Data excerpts
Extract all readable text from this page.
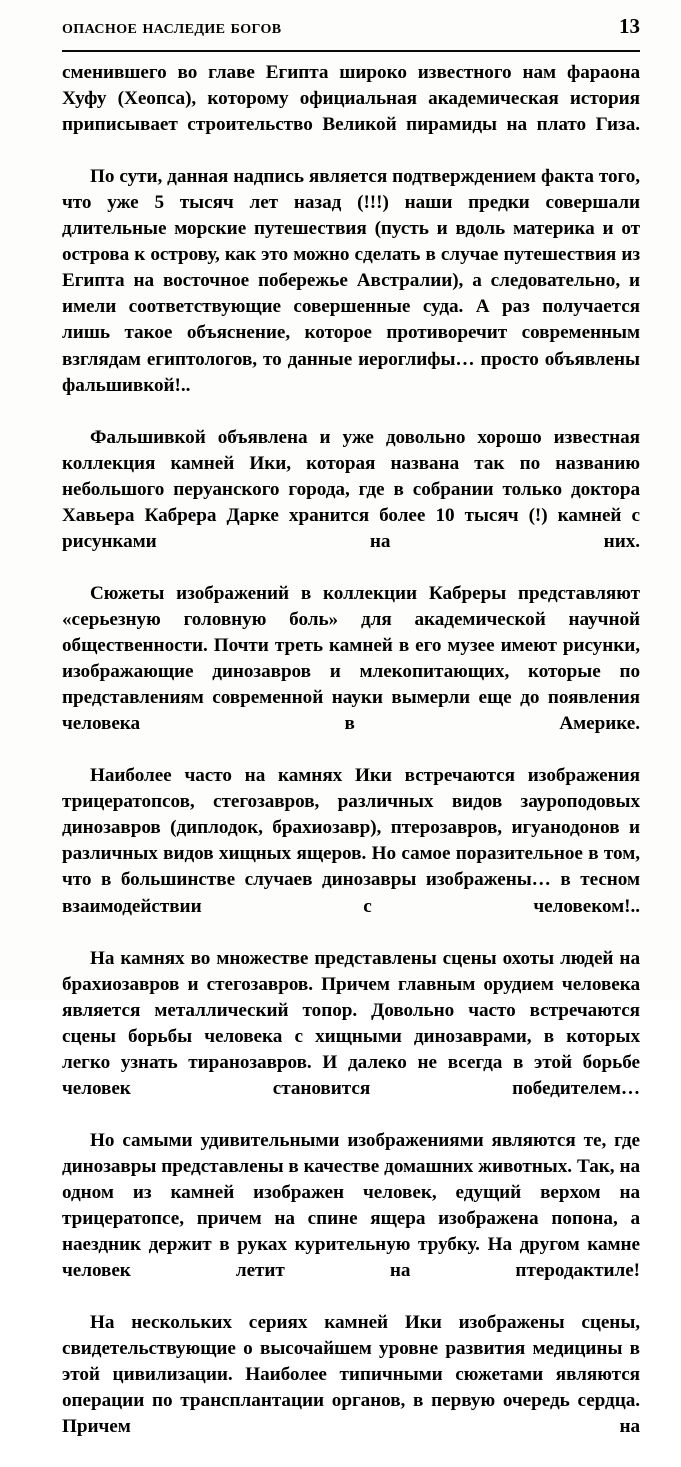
опасное наследие богов	13

сменившего во главе Египта широко известного нам фараона Хуфу (Хеопса), которому официальная академическая история приписывает строительство Великой пирамиды на плато Гиза.

По сути, данная надпись является подтверждением факта того, что уже 5 тысяч лет назад (!!!) наши предки совершали длительные морские путешествия (пусть и вдоль материка и от острова к острову, как это можно сделать в случае путешествия из Египта на восточное побережье Австралии), а следовательно, и имели соответствующие совершенные суда. А раз получается лишь такое объяснение, которое противоречит современным взглядам египтологов, то данные иероглифы… просто объявлены фальшивкой!..

Фальшивкой объявлена и уже довольно хорошо известная коллекция камней Ики, которая названа так по названию небольшого перуанского города, где в собрании только доктора Хавьера Кабрера Дарке хранится более 10 тысяч (!) камней с рисунками на них.

Сюжеты изображений в коллекции Кабреры представляют «серьезную головную боль» для академической научной общественности. Почти треть камней в его музее имеют рисунки, изображающие динозавров и млекопитающих, которые по представлениям современной науки вымерли еще до появления человека в Америке.

Наиболее часто на камнях Ики встречаются изображения трицератопсов, стегозавров, различных видов зауроподовых динозавров (диплодок, брахиозавр), птерозавров, игуанодонов и различных видов хищных ящеров. Но самое поразительное в том, что в большинстве случаев динозавры изображены… в тесном взаимодействии с человеком!..

На камнях во множестве представлены сцены охоты людей на брахиозавров и стегозавров. Причем главным орудием человека является металлический топор. Довольно часто встречаются сцены борьбы человека с хищными динозаврами, в которых легко узнать тиранозавров. И далеко не всегда в этой борьбе человек становится победителем…

Но самыми удивительными изображениями являются те, где динозавры представлены в качестве домашних животных. Так, на одном из камней изображен человек, едущий верхом на трицератопсе, причем на спине ящера изображена попона, а наездник держит в руках курительную трубку. На другом камне человек летит на птеродактиле!

На нескольких сериях камней Ики изображены сцены, свидетельствующие о высочайшем уровне развития медицины в этой цивилизации. Наиболее типичными сюжетами являются операции по трансплантации органов, в первую очередь сердца. Причем на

**Exercise description**
Locate all lines in the listing above with the word "динозавры". Copy them.

**Task solution**
Наиболее часто на камнях Ики встречаются изображения трицератопсов, стегозавров, различных видов зауроподовых динозавров (диплодок, брахиозавр), птерозавров, игуанодонов и различных видов хищных ящеров. Но самое поразительное в том, что в большинстве случаев динозавры изображены… в тесном взаимодействии с человеком!..
Но самыми удивительными изображениями являются те, где динозавры представлены в качестве домашних животных. Так, на одном из камней изображен человек, едущий верхом на трицератопсе, причем на спине ящера изображена попона, а наездник держит в руках курительную трубку. На другом камне человек летит на птеродактиле!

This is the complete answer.